== Stored records ==

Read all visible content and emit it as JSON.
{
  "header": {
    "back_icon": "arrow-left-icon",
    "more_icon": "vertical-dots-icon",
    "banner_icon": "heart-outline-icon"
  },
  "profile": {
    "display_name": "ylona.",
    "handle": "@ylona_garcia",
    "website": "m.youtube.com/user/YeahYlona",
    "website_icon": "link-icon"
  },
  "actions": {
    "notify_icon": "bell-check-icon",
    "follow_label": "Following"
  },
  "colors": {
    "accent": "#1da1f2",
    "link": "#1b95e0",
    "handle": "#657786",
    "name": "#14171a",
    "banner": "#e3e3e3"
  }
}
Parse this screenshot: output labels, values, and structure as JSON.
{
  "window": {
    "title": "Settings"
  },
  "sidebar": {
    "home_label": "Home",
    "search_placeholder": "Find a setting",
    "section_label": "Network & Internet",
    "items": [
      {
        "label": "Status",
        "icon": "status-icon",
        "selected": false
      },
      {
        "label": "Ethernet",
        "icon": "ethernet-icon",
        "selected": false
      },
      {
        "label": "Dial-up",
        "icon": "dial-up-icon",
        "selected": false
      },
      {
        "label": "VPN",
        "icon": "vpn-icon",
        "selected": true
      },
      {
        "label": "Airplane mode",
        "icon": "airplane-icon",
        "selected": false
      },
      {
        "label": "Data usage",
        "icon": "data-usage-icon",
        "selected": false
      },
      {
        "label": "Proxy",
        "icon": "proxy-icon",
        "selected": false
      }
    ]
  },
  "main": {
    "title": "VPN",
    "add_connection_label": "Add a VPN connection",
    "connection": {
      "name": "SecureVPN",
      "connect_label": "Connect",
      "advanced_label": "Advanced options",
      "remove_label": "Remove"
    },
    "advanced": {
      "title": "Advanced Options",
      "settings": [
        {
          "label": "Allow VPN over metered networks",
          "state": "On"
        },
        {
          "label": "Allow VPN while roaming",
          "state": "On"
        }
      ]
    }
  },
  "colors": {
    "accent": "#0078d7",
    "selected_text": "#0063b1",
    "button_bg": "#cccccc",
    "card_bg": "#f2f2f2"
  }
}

===

Short exercise: Print the records above in full, exactly.

Solution below:
Read all visible content and emit it as JSON.
{
  "header": {
    "back_icon": "arrow-left-icon",
    "more_icon": "vertical-dots-icon",
    "banner_icon": "heart-outline-icon"
  },
  "profile": {
    "display_name": "ylona.",
    "handle": "@ylona_garcia",
    "website": "m.youtube.com/user/YeahYlona",
    "website_icon": "link-icon"
  },
  "actions": {
    "notify_icon": "bell-check-icon",
    "follow_label": "Following"
  },
  "colors": {
    "accent": "#1da1f2",
    "link": "#1b95e0",
    "handle": "#657786",
    "name": "#14171a",
    "banner": "#e3e3e3"
  }
}
Parse this screenshot: output labels, values, and structure as JSON.
{
  "window": {
    "title": "Settings"
  },
  "sidebar": {
    "home_label": "Home",
    "search_placeholder": "Find a setting",
    "section_label": "Network & Internet",
    "items": [
      {
        "label": "Status",
        "icon": "status-icon",
        "selected": false
      },
      {
        "label": "Ethernet",
        "icon": "ethernet-icon",
        "selected": false
      },
      {
        "label": "Dial-up",
        "icon": "dial-up-icon",
        "selected": false
      },
      {
        "label": "VPN",
        "icon": "vpn-icon",
        "selected": true
      },
      {
        "label": "Airplane mode",
        "icon": "airplane-icon",
        "selected": false
      },
      {
        "label": "Data usage",
        "icon": "data-usage-icon",
        "selected": false
      },
      {
        "label": "Proxy",
        "icon": "proxy-icon",
        "selected": false
      }
    ]
  },
  "main": {
    "title": "VPN",
    "add_connection_label": "Add a VPN connection",
    "connection": {
      "name": "SecureVPN",
      "connect_label": "Connect",
      "advanced_label": "Advanced options",
      "remove_label": "Remove"
    },
    "advanced": {
      "title": "Advanced Options",
      "settings": [
        {
          "label": "Allow VPN over metered networks",
          "state": "On"
        },
        {
          "label": "Allow VPN while roaming",
          "state": "On"
        }
      ]
    }
  },
  "colors": {
    "accent": "#0078d7",
    "selected_text": "#0063b1",
    "button_bg": "#cccccc",
    "card_bg": "#f2f2f2"
  }
}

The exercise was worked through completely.